▶ [Extracted records]
********************

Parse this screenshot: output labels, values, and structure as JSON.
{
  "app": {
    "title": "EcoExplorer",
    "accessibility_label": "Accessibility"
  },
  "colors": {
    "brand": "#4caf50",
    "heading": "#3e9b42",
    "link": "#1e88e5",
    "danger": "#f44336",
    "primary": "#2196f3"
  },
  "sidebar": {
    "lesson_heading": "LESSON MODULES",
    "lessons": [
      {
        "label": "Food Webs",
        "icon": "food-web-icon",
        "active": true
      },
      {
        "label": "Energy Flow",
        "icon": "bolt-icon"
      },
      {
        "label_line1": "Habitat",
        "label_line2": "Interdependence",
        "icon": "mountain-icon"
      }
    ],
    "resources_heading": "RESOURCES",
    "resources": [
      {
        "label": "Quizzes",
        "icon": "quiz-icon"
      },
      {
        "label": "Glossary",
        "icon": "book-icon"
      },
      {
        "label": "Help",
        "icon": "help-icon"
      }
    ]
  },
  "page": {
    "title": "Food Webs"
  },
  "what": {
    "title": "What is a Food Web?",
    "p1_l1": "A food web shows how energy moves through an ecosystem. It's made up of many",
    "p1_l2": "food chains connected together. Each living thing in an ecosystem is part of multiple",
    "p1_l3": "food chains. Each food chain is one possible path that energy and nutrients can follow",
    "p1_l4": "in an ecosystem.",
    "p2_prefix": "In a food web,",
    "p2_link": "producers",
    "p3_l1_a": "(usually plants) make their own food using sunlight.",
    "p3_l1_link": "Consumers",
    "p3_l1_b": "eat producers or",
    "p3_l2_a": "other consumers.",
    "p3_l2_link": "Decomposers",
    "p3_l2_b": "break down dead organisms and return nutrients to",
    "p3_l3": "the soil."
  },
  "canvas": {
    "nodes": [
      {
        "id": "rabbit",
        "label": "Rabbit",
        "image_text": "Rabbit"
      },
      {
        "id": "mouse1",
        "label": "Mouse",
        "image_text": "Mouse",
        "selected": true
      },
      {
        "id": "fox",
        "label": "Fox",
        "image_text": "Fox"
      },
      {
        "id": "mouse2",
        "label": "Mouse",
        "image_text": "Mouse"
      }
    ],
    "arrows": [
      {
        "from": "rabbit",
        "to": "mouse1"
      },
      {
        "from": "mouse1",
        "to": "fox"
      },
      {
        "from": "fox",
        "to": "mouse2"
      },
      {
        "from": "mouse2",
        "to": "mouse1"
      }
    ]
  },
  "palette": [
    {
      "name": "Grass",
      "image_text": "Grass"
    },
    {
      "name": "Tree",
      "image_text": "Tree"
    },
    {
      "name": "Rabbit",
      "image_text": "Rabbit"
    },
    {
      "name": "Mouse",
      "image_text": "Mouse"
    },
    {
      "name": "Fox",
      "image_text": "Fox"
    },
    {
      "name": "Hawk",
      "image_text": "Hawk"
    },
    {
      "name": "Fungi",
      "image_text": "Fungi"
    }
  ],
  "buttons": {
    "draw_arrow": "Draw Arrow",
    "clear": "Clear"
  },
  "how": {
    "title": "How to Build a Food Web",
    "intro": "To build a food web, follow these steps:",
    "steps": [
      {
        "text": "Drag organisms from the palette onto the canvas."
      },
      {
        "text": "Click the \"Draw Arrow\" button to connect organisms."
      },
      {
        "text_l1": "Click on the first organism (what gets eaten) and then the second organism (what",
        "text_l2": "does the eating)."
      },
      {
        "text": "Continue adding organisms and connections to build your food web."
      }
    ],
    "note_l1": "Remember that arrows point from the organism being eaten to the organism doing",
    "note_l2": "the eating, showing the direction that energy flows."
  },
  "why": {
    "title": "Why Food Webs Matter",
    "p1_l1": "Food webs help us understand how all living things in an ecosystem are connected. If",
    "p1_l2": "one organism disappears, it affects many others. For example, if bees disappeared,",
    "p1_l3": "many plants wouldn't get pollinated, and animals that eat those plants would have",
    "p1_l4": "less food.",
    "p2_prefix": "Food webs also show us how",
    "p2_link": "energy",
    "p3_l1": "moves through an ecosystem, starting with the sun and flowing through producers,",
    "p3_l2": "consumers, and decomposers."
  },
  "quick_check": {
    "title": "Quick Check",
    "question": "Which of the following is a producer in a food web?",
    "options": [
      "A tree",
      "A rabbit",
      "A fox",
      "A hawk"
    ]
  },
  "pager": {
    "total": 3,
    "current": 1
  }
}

********************

▶ [Exercise prompt] Set down the entries above again, word for word.

▶ [Right answer]
Parse this screenshot: output labels, values, and structure as JSON.
{
  "app": {
    "title": "EcoExplorer",
    "accessibility_label": "Accessibility"
  },
  "colors": {
    "brand": "#4caf50",
    "heading": "#3e9b42",
    "link": "#1e88e5",
    "danger": "#f44336",
    "primary": "#2196f3"
  },
  "sidebar": {
    "lesson_heading": "LESSON MODULES",
    "lessons": [
      {
        "label": "Food Webs",
        "icon": "food-web-icon",
        "active": true
      },
      {
        "label": "Energy Flow",
        "icon": "bolt-icon"
      },
      {
        "label_line1": "Habitat",
        "label_line2": "Interdependence",
        "icon": "mountain-icon"
      }
    ],
    "resources_heading": "RESOURCES",
    "resources": [
      {
        "label": "Quizzes",
        "icon": "quiz-icon"
      },
      {
        "label": "Glossary",
        "icon": "book-icon"
      },
      {
        "label": "Help",
        "icon": "help-icon"
      }
    ]
  },
  "page": {
    "title": "Food Webs"
  },
  "what": {
    "title": "What is a Food Web?",
    "p1_l1": "A food web shows how energy moves through an ecosystem. It's made up of many",
    "p1_l2": "food chains connected together. Each living thing in an ecosystem is part of multiple",
    "p1_l3": "food chains. Each food chain is one possible path that energy and nutrients can follow",
    "p1_l4": "in an ecosystem.",
    "p2_prefix": "In a food web,",
    "p2_link": "producers",
    "p3_l1_a": "(usually plants) make their own food using sunlight.",
    "p3_l1_link": "Consumers",
    "p3_l1_b": "eat producers or",
    "p3_l2_a": "other consumers.",
    "p3_l2_link": "Decomposers",
    "p3_l2_b": "break down dead organisms and return nutrients to",
    "p3_l3": "the soil."
  },
  "canvas": {
    "nodes": [
      {
        "id": "rabbit",
        "label": "Rabbit",
        "image_text": "Rabbit"
      },
      {
        "id": "mouse1",
        "label": "Mouse",
        "image_text": "Mouse",
        "selected": true
      },
      {
        "id": "fox",
        "label": "Fox",
        "image_text": "Fox"
      },
      {
        "id": "mouse2",
        "label": "Mouse",
        "image_text": "Mouse"
      }
    ],
    "arrows": [
      {
        "from": "rabbit",
        "to": "mouse1"
      },
      {
        "from": "mouse1",
        "to": "fox"
      },
      {
        "from": "fox",
        "to": "mouse2"
      },
      {
        "from": "mouse2",
        "to": "mouse1"
      }
    ]
  },
  "palette": [
    {
      "name": "Grass",
      "image_text": "Grass"
    },
    {
      "name": "Tree",
      "image_text": "Tree"
    },
    {
      "name": "Rabbit",
      "image_text": "Rabbit"
    },
    {
      "name": "Mouse",
      "image_text": "Mouse"
    },
    {
      "name": "Fox",
      "image_text": "Fox"
    },
    {
      "name": "Hawk",
      "image_text": "Hawk"
    },
    {
      "name": "Fungi",
      "image_text": "Fungi"
    }
  ],
  "buttons": {
    "draw_arrow": "Draw Arrow",
    "clear": "Clear"
  },
  "how": {
    "title": "How to Build a Food Web",
    "intro": "To build a food web, follow these steps:",
    "steps": [
      {
        "text": "Drag organisms from the palette onto the canvas."
      },
      {
        "text": "Click the \"Draw Arrow\" button to connect organisms."
      },
      {
        "text_l1": "Click on the first organism (what gets eaten) and then the second organism (what",
        "text_l2": "does the eating)."
      },
      {
        "text": "Continue adding organisms and connections to build your food web."
      }
    ],
    "note_l1": "Remember that arrows point from the organism being eaten to the organism doing",
    "note_l2": "the eating, showing the direction that energy flows."
  },
  "why": {
    "title": "Why Food Webs Matter",
    "p1_l1": "Food webs help us understand how all living things in an ecosystem are connected. If",
    "p1_l2": "one organism disappears, it affects many others. For example, if bees disappeared,",
    "p1_l3": "many plants wouldn't get pollinated, and animals that eat those plants would have",
    "p1_l4": "less food.",
    "p2_prefix": "Food webs also show us how",
    "p2_link": "energy",
    "p3_l1": "moves through an ecosystem, starting with the sun and flowing through producers,",
    "p3_l2": "consumers, and decomposers."
  },
  "quick_check": {
    "title": "Quick Check",
    "question": "Which of the following is a producer in a food web?",
    "options": [
      "A tree",
      "A rabbit",
      "A fox",
      "A hawk"
    ]
  },
  "pager": {
    "total": 3,
    "current": 1
  }
}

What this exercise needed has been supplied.